Here are some records; quote them exactly, leaving out the pictures.

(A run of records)
==============================

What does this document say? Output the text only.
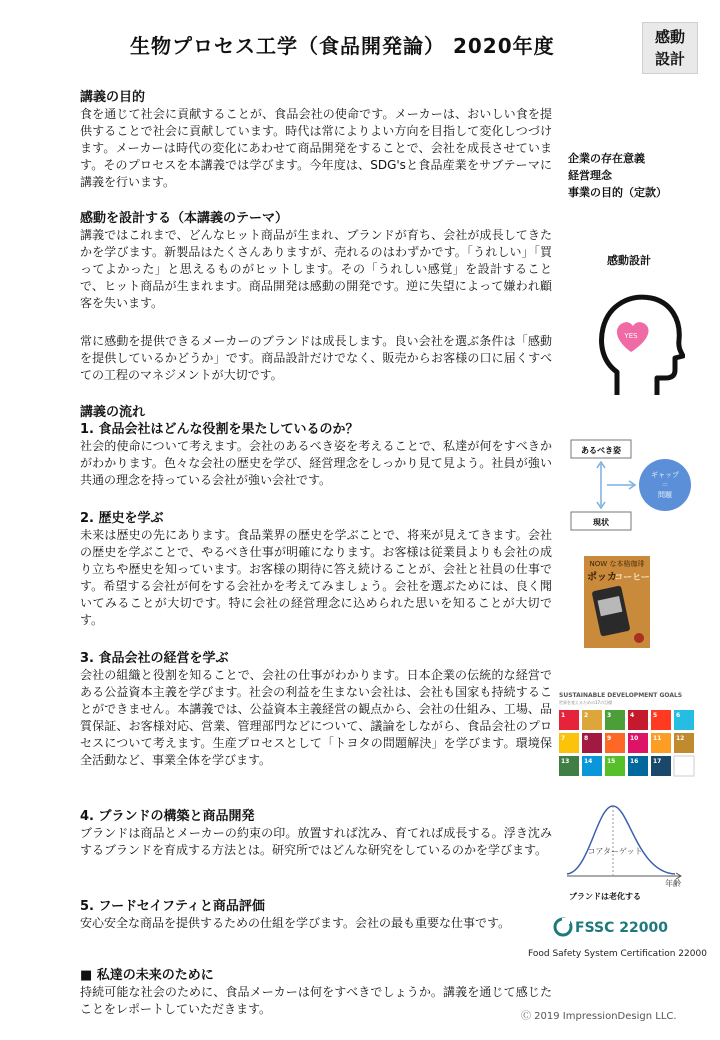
生物プロセス工学（食品開発論） 2020年度	感動
設計
講義の目的

食を通じて社会に貢献することが、食品会社の使命です。メーカーは、おいしい食を提供することで社会に貢献しています。時代は常によりよい方向を目指して変化しつづけます。メーカーは時代の変化にあわせて商品開発をすることで、会社を成長させています。そのプロセスを本講義では学びます。今年度は、SDG'sと食品産業をサブテーマに講義を行います。

感動を設計する（本講義のテーマ）

講義ではこれまで、どんなヒット商品が生まれ、ブランドが育ち、会社が成長してきたかを学びます。新製品はたくさんありますが、売れるのはわずかです。「うれしい」「買ってよかった」と思えるものがヒットします。その「うれしい感覚」を設計することで、ヒット商品が生まれます。商品開発は感動の開発です。逆に失望によって嫌われ顧客を失います。

常に感動を提供できるメーカーのブランドは成長します。良い会社を選ぶ条件は「感動を提供しているかどうか」です。商品設計だけでなく、販売からお客様の口に届くすべての工程のマネジメントが大切です。

講義の流れ
1. 食品会社はどんな役割を果たしているのか？

社会的使命について考えます。会社のあるべき姿を考えることで、私達が何をすべきかがわかります。色々な会社の歴史を学び、経営理念をしっかり見て見よう。社員が強い共通の理念を持っている会社が強い会社です。

2. 歴史を学ぶ

未来は歴史の先にあります。食品業界の歴史を学ぶことで、将来が見えてきます。会社の歴史を学ぶことで、やるべき仕事が明確になります。お客様は従業員よりも会社の成り立ちや歴史を知っています。お客様の期待に答え続けることが、会社と社員の仕事です。希望する会社が何をする会社かを考えてみましょう。会社を選ぶためには、良く聞いてみることが大切です。特に会社の経営理念に込められた思いを知ることが大切です。

3. 食品会社の経営を学ぶ

会社の組織と役割を知ることで、会社の仕事がわかります。日本企業の伝統的な経営である公益資本主義を学びます。社会の利益を生まない会社は、会社も国家も持続することができません。本講義では、公益資本主義経営の観点から、会社の仕組み、工場、品質保証、お客様対応、営業、管理部門などについて、議論をしながら、食品会社のプロセスについて考えます。生産プロセスとして「トヨタの問題解決」を学びます。環境保全活動など、事業全体を学びます。

4. ブランドの構築と商品開発

ブランドは商品とメーカーの約束の印。放置すれば沈み、育てれば成長する。浮き沈みするブランドを育成する方法とは。研究所ではどんな研究をしているのかを学びます。

5. フードセイフティと商品評価

安心安全な商品を提供するための仕組を学びます。会社の最も重要な仕事です。

■ 私達の未来のために

持続可能な社会のために、食品メーカーは何をすべきでしょうか。講義を通じて感じたことをレポートしていただきます。

企業の存在意義
経営理念
事業の目的（定款）
感動設計
YES
あるべき姿
現状
ギャップ
＝
問題
NOW な本格珈琲
ポッカ
コーヒー
SUSTAINABLE DEVELOPMENT GOALS
世界を変えるための17の目標
1	2	3	4	5	6
7	8	9	10 11 12
13 14 15 16 17
コアターゲット
年齢
ブランドは老化する
FSSC 22000
Food Safety System Certification 22000
Ⓒ 2019 ImpressionDesign LLC.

==============================

CORRECT RESPONSE:
What does this document say? Output the text only.
生物プロセス工学（食品開発論） 2020年度	感動
設計
講義の目的

食を通じて社会に貢献することが、食品会社の使命です。メーカーは、おいしい食を提供することで社会に貢献しています。時代は常によりよい方向を目指して変化しつづけます。メーカーは時代の変化にあわせて商品開発をすることで、会社を成長させています。そのプロセスを本講義では学びます。今年度は、SDG'sと食品産業をサブテーマに講義を行います。

感動を設計する（本講義のテーマ）

講義ではこれまで、どんなヒット商品が生まれ、ブランドが育ち、会社が成長してきたかを学びます。新製品はたくさんありますが、売れるのはわずかです。「うれしい」「買ってよかった」と思えるものがヒットします。その「うれしい感覚」を設計することで、ヒット商品が生まれます。商品開発は感動の開発です。逆に失望によって嫌われ顧客を失います。

常に感動を提供できるメーカーのブランドは成長します。良い会社を選ぶ条件は「感動を提供しているかどうか」です。商品設計だけでなく、販売からお客様の口に届くすべての工程のマネジメントが大切です。

講義の流れ
1. 食品会社はどんな役割を果たしているのか？

社会的使命について考えます。会社のあるべき姿を考えることで、私達が何をすべきかがわかります。色々な会社の歴史を学び、経営理念をしっかり見て見よう。社員が強い共通の理念を持っている会社が強い会社です。

2. 歴史を学ぶ

未来は歴史の先にあります。食品業界の歴史を学ぶことで、将来が見えてきます。会社の歴史を学ぶことで、やるべき仕事が明確になります。お客様は従業員よりも会社の成り立ちや歴史を知っています。お客様の期待に答え続けることが、会社と社員の仕事です。希望する会社が何をする会社かを考えてみましょう。会社を選ぶためには、良く聞いてみることが大切です。特に会社の経営理念に込められた思いを知ることが大切です。

3. 食品会社の経営を学ぶ

会社の組織と役割を知ることで、会社の仕事がわかります。日本企業の伝統的な経営である公益資本主義を学びます。社会の利益を生まない会社は、会社も国家も持続することができません。本講義では、公益資本主義経営の観点から、会社の仕組み、工場、品質保証、お客様対応、営業、管理部門などについて、議論をしながら、食品会社のプロセスについて考えます。生産プロセスとして「トヨタの問題解決」を学びます。環境保全活動など、事業全体を学びます。

4. ブランドの構築と商品開発

ブランドは商品とメーカーの約束の印。放置すれば沈み、育てれば成長する。浮き沈みするブランドを育成する方法とは。研究所ではどんな研究をしているのかを学びます。

5. フードセイフティと商品評価

安心安全な商品を提供するための仕組を学びます。会社の最も重要な仕事です。

■ 私達の未来のために

持続可能な社会のために、食品メーカーは何をすべきでしょうか。講義を通じて感じたことをレポートしていただきます。

企業の存在意義
経営理念
事業の目的（定款）
感動設計
YES
あるべき姿
現状
ギャップ
＝
問題
NOW な本格珈琲
ポッカ
コーヒー
SUSTAINABLE DEVELOPMENT GOALS
世界を変えるための17の目標
1	2	3	4	5	6
7	8	9	10 11 12
13 14 15 16 17
コアターゲット
年齢
ブランドは老化する
FSSC 22000
Food Safety System Certification 22000
Ⓒ 2019 ImpressionDesign LLC.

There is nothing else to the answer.